--- Items ---
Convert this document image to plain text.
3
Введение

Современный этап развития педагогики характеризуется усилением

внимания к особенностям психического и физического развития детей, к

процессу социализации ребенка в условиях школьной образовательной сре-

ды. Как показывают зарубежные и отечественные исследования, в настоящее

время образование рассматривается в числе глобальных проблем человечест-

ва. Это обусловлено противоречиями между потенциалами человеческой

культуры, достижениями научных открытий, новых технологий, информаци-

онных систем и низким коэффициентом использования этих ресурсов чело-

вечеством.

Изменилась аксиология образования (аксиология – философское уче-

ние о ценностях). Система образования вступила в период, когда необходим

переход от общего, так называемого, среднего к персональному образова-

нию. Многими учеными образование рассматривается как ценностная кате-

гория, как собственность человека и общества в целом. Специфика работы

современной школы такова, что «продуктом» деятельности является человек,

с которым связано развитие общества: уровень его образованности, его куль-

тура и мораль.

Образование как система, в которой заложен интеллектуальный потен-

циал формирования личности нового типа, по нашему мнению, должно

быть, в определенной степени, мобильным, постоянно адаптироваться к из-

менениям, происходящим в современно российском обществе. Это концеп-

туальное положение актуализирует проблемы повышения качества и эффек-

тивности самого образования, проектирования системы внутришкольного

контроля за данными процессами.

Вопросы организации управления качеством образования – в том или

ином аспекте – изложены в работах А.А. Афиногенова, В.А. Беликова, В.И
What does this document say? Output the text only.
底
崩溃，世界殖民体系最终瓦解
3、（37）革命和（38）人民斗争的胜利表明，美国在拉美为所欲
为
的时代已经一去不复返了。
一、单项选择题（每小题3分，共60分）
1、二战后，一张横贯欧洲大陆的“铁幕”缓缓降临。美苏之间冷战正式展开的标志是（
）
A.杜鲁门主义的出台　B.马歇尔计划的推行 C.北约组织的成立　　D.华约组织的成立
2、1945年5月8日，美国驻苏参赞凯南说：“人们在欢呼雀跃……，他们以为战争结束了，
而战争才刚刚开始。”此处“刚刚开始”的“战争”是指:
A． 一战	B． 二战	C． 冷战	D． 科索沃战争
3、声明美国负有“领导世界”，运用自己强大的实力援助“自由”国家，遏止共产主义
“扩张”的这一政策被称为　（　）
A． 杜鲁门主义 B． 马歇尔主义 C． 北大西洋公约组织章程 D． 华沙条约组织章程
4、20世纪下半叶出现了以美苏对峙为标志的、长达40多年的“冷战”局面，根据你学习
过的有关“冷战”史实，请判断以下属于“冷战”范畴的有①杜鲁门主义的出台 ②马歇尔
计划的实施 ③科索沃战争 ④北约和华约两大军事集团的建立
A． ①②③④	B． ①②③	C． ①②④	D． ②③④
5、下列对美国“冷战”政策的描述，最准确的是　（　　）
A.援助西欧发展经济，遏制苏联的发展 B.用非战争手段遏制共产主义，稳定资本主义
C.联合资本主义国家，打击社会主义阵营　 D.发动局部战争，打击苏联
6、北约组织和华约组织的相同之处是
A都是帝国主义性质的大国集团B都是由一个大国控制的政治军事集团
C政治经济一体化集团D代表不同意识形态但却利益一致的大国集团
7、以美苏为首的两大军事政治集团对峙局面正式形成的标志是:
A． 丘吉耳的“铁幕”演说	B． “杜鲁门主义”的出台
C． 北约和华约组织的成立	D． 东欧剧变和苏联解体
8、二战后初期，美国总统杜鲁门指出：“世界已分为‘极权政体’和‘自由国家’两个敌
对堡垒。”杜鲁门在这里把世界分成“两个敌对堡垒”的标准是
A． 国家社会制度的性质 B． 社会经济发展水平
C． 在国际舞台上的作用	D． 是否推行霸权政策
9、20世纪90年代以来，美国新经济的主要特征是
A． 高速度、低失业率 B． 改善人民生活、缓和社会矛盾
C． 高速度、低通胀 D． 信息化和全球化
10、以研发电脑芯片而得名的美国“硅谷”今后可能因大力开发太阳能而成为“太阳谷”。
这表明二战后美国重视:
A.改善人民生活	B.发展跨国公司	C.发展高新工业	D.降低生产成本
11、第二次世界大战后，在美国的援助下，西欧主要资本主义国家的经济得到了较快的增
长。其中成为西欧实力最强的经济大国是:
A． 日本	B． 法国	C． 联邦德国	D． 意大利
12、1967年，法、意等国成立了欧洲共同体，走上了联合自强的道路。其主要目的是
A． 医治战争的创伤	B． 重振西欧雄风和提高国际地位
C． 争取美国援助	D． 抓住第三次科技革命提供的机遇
---
Exercise instructions: Please output the entries above, every line exactly as it reads.

The result:
Convert this document image to plain text.
3
Введение

Современный этап развития педагогики характеризуется усилением

внимания к особенностям психического и физического развития детей, к

процессу социализации ребенка в условиях школьной образовательной сре-

ды. Как показывают зарубежные и отечественные исследования, в настоящее

время образование рассматривается в числе глобальных проблем человечест-

ва. Это обусловлено противоречиями между потенциалами человеческой

культуры, достижениями научных открытий, новых технологий, информаци-

онных систем и низким коэффициентом использования этих ресурсов чело-

вечеством.

Изменилась аксиология образования (аксиология – философское уче-

ние о ценностях). Система образования вступила в период, когда необходим

переход от общего, так называемого, среднего к персональному образова-

нию. Многими учеными образование рассматривается как ценностная кате-

гория, как собственность человека и общества в целом. Специфика работы

современной школы такова, что «продуктом» деятельности является человек,

с которым связано развитие общества: уровень его образованности, его куль-

тура и мораль.

Образование как система, в которой заложен интеллектуальный потен-

циал формирования личности нового типа, по нашему мнению, должно

быть, в определенной степени, мобильным, постоянно адаптироваться к из-

менениям, происходящим в современно российском обществе. Это концеп-

туальное положение актуализирует проблемы повышения качества и эффек-

тивности самого образования, проектирования системы внутришкольного

контроля за данными процессами.

Вопросы организации управления качеством образования – в том или

ином аспекте – изложены в работах А.А. Афиногенова, В.А. Беликова, В.И
What does this document say? Output the text only.
底
崩溃，世界殖民体系最终瓦解
3、（37）革命和（38）人民斗争的胜利表明，美国在拉美为所欲
为
的时代已经一去不复返了。
一、单项选择题（每小题3分，共60分）
1、二战后，一张横贯欧洲大陆的“铁幕”缓缓降临。美苏之间冷战正式展开的标志是（
）
A.杜鲁门主义的出台　B.马歇尔计划的推行 C.北约组织的成立　　D.华约组织的成立
2、1945年5月8日，美国驻苏参赞凯南说：“人们在欢呼雀跃……，他们以为战争结束了，
而战争才刚刚开始。”此处“刚刚开始”的“战争”是指:
A． 一战	B． 二战	C． 冷战	D． 科索沃战争
3、声明美国负有“领导世界”，运用自己强大的实力援助“自由”国家，遏止共产主义
“扩张”的这一政策被称为　（　）
A． 杜鲁门主义 B． 马歇尔主义 C． 北大西洋公约组织章程 D． 华沙条约组织章程
4、20世纪下半叶出现了以美苏对峙为标志的、长达40多年的“冷战”局面，根据你学习
过的有关“冷战”史实，请判断以下属于“冷战”范畴的有①杜鲁门主义的出台 ②马歇尔
计划的实施 ③科索沃战争 ④北约和华约两大军事集团的建立
A． ①②③④	B． ①②③	C． ①②④	D． ②③④
5、下列对美国“冷战”政策的描述，最准确的是　（　　）
A.援助西欧发展经济，遏制苏联的发展 B.用非战争手段遏制共产主义，稳定资本主义
C.联合资本主义国家，打击社会主义阵营　 D.发动局部战争，打击苏联
6、北约组织和华约组织的相同之处是
A都是帝国主义性质的大国集团B都是由一个大国控制的政治军事集团
C政治经济一体化集团D代表不同意识形态但却利益一致的大国集团
7、以美苏为首的两大军事政治集团对峙局面正式形成的标志是:
A． 丘吉耳的“铁幕”演说	B． “杜鲁门主义”的出台
C． 北约和华约组织的成立	D． 东欧剧变和苏联解体
8、二战后初期，美国总统杜鲁门指出：“世界已分为‘极权政体’和‘自由国家’两个敌
对堡垒。”杜鲁门在这里把世界分成“两个敌对堡垒”的标准是
A． 国家社会制度的性质 B． 社会经济发展水平
C． 在国际舞台上的作用	D． 是否推行霸权政策
9、20世纪90年代以来，美国新经济的主要特征是
A． 高速度、低失业率 B． 改善人民生活、缓和社会矛盾
C． 高速度、低通胀 D． 信息化和全球化
10、以研发电脑芯片而得名的美国“硅谷”今后可能因大力开发太阳能而成为“太阳谷”。
这表明二战后美国重视:
A.改善人民生活	B.发展跨国公司	C.发展高新工业	D.降低生产成本
11、第二次世界大战后，在美国的援助下，西欧主要资本主义国家的经济得到了较快的增
长。其中成为西欧实力最强的经济大国是:
A． 日本	B． 法国	C． 联邦德国	D． 意大利
12、1967年，法、意等国成立了欧洲共同体，走上了联合自强的道路。其主要目的是
A． 医治战争的创伤	B． 重振西欧雄风和提高国际地位
C． 争取美国援助	D． 抓住第三次科技革命提供的机遇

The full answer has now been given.